• [WHAT YOU SHOULD DO]:
Pictures should be excluded; otherwise, copy every entry exactly.
— Begin DATA LINES —
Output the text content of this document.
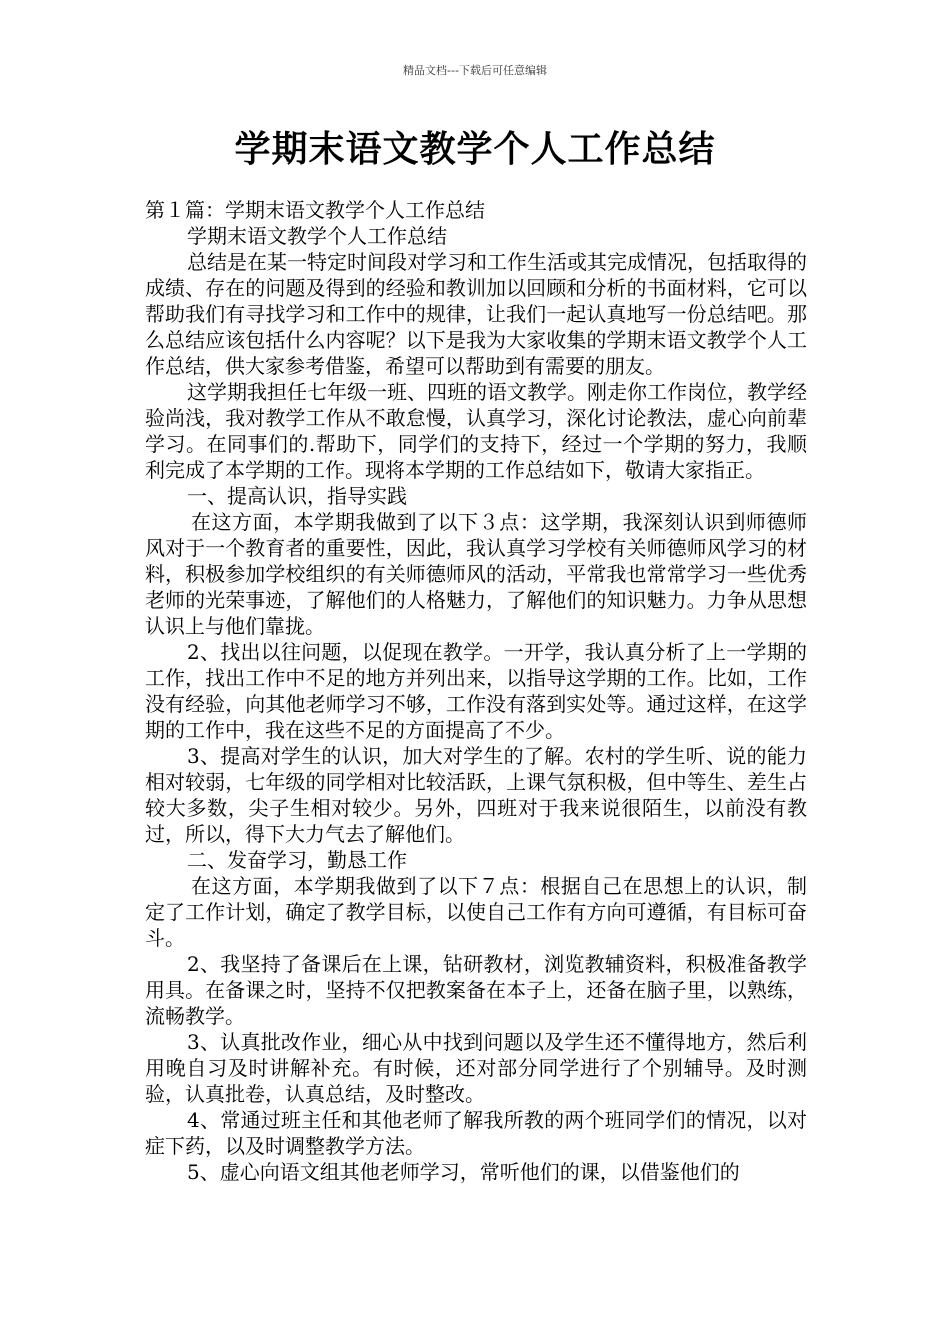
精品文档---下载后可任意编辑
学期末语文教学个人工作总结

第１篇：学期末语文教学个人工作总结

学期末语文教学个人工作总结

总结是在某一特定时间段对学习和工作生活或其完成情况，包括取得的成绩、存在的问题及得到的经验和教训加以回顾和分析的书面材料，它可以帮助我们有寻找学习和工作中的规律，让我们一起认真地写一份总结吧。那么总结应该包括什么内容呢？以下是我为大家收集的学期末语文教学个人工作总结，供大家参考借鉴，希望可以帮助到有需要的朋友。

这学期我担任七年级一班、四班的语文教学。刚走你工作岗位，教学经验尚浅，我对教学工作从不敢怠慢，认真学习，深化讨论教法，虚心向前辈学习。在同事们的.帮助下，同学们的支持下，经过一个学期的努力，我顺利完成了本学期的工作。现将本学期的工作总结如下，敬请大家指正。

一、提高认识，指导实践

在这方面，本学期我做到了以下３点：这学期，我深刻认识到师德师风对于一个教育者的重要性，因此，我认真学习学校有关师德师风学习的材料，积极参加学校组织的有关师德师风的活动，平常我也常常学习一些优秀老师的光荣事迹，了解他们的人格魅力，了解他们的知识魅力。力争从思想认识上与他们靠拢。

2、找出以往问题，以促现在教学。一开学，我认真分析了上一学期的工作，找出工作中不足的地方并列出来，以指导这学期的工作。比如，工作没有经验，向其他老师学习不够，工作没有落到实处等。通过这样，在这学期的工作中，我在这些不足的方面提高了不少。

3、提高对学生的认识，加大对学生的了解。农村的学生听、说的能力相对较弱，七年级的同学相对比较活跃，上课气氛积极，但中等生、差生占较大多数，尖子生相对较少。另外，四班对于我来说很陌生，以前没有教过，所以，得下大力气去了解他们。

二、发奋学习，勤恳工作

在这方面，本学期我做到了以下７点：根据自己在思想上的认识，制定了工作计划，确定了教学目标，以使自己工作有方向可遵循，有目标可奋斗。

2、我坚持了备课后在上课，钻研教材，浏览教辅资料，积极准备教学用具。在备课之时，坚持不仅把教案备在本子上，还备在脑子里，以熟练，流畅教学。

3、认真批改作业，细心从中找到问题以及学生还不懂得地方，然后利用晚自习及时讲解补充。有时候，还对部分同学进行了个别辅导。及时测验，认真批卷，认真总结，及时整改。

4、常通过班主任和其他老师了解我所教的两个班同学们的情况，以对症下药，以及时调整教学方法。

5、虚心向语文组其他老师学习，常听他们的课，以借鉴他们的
— End DATA LINES —
• [FULL ANSWER]:
Output the text content of this document.
精品文档---下载后可任意编辑
学期末语文教学个人工作总结

第１篇：学期末语文教学个人工作总结

学期末语文教学个人工作总结

总结是在某一特定时间段对学习和工作生活或其完成情况，包括取得的成绩、存在的问题及得到的经验和教训加以回顾和分析的书面材料，它可以帮助我们有寻找学习和工作中的规律，让我们一起认真地写一份总结吧。那么总结应该包括什么内容呢？以下是我为大家收集的学期末语文教学个人工作总结，供大家参考借鉴，希望可以帮助到有需要的朋友。

这学期我担任七年级一班、四班的语文教学。刚走你工作岗位，教学经验尚浅，我对教学工作从不敢怠慢，认真学习，深化讨论教法，虚心向前辈学习。在同事们的.帮助下，同学们的支持下，经过一个学期的努力，我顺利完成了本学期的工作。现将本学期的工作总结如下，敬请大家指正。

一、提高认识，指导实践

在这方面，本学期我做到了以下３点：这学期，我深刻认识到师德师风对于一个教育者的重要性，因此，我认真学习学校有关师德师风学习的材料，积极参加学校组织的有关师德师风的活动，平常我也常常学习一些优秀老师的光荣事迹，了解他们的人格魅力，了解他们的知识魅力。力争从思想认识上与他们靠拢。

2、找出以往问题，以促现在教学。一开学，我认真分析了上一学期的工作，找出工作中不足的地方并列出来，以指导这学期的工作。比如，工作没有经验，向其他老师学习不够，工作没有落到实处等。通过这样，在这学期的工作中，我在这些不足的方面提高了不少。

3、提高对学生的认识，加大对学生的了解。农村的学生听、说的能力相对较弱，七年级的同学相对比较活跃，上课气氛积极，但中等生、差生占较大多数，尖子生相对较少。另外，四班对于我来说很陌生，以前没有教过，所以，得下大力气去了解他们。

二、发奋学习，勤恳工作

在这方面，本学期我做到了以下７点：根据自己在思想上的认识，制定了工作计划，确定了教学目标，以使自己工作有方向可遵循，有目标可奋斗。

2、我坚持了备课后在上课，钻研教材，浏览教辅资料，积极准备教学用具。在备课之时，坚持不仅把教案备在本子上，还备在脑子里，以熟练，流畅教学。

3、认真批改作业，细心从中找到问题以及学生还不懂得地方，然后利用晚自习及时讲解补充。有时候，还对部分同学进行了个别辅导。及时测验，认真批卷，认真总结，及时整改。

4、常通过班主任和其他老师了解我所教的两个班同学们的情况，以对症下药，以及时调整教学方法。

5、虚心向语文组其他老师学习，常听他们的课，以借鉴他们的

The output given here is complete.